In the text about baking bread, what does the opening quotation compare the smell of good bread baking to?

→ **Given text**
□ □ □

“The smell of good bread baking, like the sound of lightly flowing water, is indescribable in its evocation of innocence and delight…[Breadmaking is] one of those almost hypnotic businesses, like a dance from some ancient ceremony. It leaves you filled with one of the world’s sweetest smells… there is no chiropractic treatment, no Yoga exercise, no hour of― M.F.K. Fisher, The Art of Eating
meditation in a music-throbbing chapel. that will leave you emptier of bad thoughts than this homely ceremony of making bread.”
I was lucky enough to grow up with a grandfather, Papa, who baked bread. His kitchen would always smell like fresh dough. If my mom and I timed it right, we would swing by to say “hi” around the same time he pulled some fresh loaves from the oven. We would stand in the kitchen chatting and eat fresh hot bread with butter and then hopefully take a loaf home for dinner too. My Papa would freely give loaves of bread to family, friends, the neighbors, the gardeners, the postman. Bread is something so simple, yet so completely fills us with a sense of humanity.

□ □ □

→ **Extracted information**

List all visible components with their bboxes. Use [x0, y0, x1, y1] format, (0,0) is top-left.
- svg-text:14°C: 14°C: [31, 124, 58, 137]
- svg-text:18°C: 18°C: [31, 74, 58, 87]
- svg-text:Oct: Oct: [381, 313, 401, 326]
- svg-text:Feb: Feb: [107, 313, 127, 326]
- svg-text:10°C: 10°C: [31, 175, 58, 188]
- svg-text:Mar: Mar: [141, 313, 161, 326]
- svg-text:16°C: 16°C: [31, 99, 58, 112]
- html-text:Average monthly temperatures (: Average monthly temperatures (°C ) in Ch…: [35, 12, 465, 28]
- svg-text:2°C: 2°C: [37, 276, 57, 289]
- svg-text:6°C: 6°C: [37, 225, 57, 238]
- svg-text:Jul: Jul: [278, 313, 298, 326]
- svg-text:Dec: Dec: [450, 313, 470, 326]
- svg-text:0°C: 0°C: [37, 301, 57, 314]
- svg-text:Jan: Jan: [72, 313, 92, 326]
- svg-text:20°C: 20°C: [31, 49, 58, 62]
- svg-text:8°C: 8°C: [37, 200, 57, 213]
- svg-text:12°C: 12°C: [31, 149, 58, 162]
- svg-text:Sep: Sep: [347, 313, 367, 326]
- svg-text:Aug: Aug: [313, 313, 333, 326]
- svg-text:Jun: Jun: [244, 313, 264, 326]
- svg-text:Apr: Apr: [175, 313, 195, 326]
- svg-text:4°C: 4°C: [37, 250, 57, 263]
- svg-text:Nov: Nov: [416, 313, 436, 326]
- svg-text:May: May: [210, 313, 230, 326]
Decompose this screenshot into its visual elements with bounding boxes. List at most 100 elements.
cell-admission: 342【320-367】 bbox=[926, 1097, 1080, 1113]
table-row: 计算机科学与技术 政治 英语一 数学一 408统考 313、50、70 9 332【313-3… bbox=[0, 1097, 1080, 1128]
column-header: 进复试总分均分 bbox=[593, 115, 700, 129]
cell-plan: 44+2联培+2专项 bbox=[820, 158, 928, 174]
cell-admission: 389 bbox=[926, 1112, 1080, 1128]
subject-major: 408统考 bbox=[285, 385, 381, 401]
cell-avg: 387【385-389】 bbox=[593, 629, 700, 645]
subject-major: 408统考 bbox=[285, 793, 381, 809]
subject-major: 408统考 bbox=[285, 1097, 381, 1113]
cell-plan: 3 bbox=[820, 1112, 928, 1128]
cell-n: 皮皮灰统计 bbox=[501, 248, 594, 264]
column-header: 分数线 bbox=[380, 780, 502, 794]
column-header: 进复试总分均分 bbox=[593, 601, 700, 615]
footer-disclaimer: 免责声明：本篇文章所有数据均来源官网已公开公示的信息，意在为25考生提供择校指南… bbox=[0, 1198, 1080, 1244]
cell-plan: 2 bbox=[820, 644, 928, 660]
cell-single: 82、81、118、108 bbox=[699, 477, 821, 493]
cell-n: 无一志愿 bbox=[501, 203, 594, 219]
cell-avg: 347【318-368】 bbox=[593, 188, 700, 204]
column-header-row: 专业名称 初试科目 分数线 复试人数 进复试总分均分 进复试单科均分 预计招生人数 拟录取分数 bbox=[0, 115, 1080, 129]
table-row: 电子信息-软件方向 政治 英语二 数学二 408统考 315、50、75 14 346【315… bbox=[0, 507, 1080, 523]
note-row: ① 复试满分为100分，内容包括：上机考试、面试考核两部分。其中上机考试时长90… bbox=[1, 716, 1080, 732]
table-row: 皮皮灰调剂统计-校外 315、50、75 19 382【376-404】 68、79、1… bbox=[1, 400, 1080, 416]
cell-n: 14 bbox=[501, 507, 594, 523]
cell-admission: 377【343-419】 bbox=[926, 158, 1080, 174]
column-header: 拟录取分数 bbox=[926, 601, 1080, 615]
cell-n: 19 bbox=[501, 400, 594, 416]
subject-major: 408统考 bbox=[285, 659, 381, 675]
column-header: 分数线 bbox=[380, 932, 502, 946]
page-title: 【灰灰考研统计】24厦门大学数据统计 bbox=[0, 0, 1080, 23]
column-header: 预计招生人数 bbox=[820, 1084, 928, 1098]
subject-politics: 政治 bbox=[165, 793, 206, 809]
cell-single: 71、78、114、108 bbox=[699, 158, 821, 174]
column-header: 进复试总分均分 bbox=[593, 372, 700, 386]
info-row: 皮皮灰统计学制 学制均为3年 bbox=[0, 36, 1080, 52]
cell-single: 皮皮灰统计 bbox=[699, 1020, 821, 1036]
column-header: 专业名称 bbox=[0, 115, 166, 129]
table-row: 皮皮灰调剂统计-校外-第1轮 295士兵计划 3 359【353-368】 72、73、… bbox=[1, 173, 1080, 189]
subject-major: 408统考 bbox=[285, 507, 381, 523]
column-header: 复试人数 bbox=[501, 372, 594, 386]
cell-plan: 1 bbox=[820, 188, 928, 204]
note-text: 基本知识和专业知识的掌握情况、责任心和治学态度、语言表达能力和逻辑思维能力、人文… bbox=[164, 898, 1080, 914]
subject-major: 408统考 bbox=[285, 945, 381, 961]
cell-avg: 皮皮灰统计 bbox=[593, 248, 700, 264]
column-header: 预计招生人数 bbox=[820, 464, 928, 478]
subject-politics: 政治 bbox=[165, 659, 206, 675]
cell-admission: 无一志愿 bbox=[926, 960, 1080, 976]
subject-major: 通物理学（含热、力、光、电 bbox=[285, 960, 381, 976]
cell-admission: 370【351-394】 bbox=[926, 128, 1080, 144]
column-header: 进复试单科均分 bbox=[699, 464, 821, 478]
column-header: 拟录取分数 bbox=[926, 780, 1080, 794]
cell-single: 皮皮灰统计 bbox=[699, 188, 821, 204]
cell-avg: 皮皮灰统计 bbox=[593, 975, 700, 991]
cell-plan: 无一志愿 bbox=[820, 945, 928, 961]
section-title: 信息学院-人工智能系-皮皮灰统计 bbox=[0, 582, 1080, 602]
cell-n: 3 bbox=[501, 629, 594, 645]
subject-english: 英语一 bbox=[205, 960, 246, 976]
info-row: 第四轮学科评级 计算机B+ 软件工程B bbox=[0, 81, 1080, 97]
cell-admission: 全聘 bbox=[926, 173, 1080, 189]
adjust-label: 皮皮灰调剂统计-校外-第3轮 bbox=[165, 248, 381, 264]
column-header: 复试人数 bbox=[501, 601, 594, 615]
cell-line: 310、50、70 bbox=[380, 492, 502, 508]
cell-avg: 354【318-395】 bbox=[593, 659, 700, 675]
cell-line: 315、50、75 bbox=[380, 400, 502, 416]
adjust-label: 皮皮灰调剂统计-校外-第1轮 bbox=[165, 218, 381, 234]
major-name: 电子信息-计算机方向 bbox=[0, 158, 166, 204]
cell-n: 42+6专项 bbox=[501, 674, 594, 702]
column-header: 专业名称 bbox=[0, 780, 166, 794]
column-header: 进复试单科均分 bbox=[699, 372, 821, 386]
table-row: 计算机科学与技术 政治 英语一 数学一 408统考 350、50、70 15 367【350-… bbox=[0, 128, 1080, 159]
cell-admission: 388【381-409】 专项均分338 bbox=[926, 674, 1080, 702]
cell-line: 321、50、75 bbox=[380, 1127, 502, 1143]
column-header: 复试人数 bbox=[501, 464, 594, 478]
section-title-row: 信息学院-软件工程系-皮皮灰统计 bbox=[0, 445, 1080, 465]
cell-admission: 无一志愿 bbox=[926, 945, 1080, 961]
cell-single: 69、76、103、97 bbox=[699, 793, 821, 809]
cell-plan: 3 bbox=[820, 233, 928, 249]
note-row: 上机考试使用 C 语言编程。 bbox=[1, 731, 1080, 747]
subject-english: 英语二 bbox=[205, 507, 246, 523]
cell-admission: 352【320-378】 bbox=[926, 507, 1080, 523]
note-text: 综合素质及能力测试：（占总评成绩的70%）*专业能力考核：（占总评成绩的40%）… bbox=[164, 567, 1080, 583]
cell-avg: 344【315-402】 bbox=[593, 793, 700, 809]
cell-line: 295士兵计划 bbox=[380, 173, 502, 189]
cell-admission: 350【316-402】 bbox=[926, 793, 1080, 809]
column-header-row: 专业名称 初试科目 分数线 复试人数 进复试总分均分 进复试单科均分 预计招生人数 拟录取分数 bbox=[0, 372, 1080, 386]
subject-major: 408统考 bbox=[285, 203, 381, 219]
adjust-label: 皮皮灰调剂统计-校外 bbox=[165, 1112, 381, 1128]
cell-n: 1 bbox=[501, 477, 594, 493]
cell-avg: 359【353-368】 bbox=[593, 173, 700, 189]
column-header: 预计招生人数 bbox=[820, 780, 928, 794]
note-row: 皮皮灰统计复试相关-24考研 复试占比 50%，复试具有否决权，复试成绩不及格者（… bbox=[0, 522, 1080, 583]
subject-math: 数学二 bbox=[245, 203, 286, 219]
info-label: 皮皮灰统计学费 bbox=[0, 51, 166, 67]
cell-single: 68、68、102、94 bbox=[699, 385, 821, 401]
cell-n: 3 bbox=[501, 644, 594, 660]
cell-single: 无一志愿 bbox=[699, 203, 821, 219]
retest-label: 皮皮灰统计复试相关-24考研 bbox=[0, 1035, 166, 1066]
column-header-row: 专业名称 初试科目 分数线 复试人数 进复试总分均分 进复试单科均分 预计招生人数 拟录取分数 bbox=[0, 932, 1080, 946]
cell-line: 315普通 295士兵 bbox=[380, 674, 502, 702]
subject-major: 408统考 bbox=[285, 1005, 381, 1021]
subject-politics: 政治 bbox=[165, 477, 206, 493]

□ □ □

→ **Solution below**
The sound of lightly flowing water.